Gather, from the listing beneath this task, every line holding the string "وموارد".
-- START Entries shown --
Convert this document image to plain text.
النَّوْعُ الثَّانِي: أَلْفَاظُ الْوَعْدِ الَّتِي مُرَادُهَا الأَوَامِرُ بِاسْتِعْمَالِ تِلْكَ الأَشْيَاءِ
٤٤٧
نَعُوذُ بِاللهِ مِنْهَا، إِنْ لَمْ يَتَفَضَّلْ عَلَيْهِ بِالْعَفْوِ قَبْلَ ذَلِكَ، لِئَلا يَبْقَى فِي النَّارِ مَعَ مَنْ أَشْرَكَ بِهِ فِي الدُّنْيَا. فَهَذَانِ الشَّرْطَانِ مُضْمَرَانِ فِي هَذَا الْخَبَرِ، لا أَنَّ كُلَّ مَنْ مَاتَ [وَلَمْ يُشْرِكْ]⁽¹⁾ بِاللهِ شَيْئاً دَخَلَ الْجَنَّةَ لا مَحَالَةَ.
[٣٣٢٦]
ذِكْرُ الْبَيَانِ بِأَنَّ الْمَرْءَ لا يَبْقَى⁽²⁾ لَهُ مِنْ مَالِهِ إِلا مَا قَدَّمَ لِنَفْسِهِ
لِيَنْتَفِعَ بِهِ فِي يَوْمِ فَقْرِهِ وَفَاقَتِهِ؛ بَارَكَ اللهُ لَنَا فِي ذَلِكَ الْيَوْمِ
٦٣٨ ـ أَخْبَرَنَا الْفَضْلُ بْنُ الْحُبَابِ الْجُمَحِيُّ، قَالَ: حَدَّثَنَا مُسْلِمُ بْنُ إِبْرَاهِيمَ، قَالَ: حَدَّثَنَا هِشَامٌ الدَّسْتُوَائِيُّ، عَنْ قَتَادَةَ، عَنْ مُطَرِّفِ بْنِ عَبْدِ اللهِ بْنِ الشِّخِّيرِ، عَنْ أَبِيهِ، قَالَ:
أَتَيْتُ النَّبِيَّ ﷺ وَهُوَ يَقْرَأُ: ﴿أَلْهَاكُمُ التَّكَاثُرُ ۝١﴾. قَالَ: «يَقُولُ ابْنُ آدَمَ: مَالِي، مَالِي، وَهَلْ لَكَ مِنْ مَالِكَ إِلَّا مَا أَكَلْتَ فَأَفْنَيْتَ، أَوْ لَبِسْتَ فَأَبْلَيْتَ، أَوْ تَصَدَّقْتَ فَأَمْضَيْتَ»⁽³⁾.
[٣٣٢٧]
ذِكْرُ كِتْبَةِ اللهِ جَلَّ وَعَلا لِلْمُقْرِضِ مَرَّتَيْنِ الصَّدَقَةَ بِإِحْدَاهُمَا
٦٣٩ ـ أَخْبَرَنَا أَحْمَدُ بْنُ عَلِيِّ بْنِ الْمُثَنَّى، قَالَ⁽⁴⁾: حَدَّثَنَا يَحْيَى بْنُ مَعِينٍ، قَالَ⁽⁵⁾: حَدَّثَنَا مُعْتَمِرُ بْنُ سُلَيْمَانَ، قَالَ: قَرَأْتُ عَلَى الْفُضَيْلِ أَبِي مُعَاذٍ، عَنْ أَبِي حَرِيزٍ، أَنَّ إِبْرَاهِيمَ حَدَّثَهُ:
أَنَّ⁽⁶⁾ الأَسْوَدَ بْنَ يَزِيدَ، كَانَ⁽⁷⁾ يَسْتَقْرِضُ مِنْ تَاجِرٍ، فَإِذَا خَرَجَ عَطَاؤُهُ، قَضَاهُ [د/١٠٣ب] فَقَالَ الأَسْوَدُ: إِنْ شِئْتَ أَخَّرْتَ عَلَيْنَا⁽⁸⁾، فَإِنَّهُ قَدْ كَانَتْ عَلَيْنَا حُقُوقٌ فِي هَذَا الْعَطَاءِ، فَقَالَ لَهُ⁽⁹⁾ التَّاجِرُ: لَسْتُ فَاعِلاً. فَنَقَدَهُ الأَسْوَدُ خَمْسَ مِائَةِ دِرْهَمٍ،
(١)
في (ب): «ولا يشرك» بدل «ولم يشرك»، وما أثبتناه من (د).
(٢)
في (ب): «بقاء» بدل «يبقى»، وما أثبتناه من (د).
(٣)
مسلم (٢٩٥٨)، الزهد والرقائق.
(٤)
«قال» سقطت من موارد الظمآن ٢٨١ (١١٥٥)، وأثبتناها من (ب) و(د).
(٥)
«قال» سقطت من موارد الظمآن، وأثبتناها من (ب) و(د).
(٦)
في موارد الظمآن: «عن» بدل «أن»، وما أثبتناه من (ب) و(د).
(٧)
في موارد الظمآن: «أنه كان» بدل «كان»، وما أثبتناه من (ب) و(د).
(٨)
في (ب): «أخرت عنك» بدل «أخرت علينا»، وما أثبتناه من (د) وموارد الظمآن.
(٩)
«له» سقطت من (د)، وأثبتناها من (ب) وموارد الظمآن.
-- END Entries shown --
> _Response to the exercise_
في (ب): «أخرت عنك» بدل «أخرت علينا»، وما أثبتناه من (د) وموارد الظمآن.
«له» سقطت من (د)، وأثبتناها من (ب) وموارد الظمآن.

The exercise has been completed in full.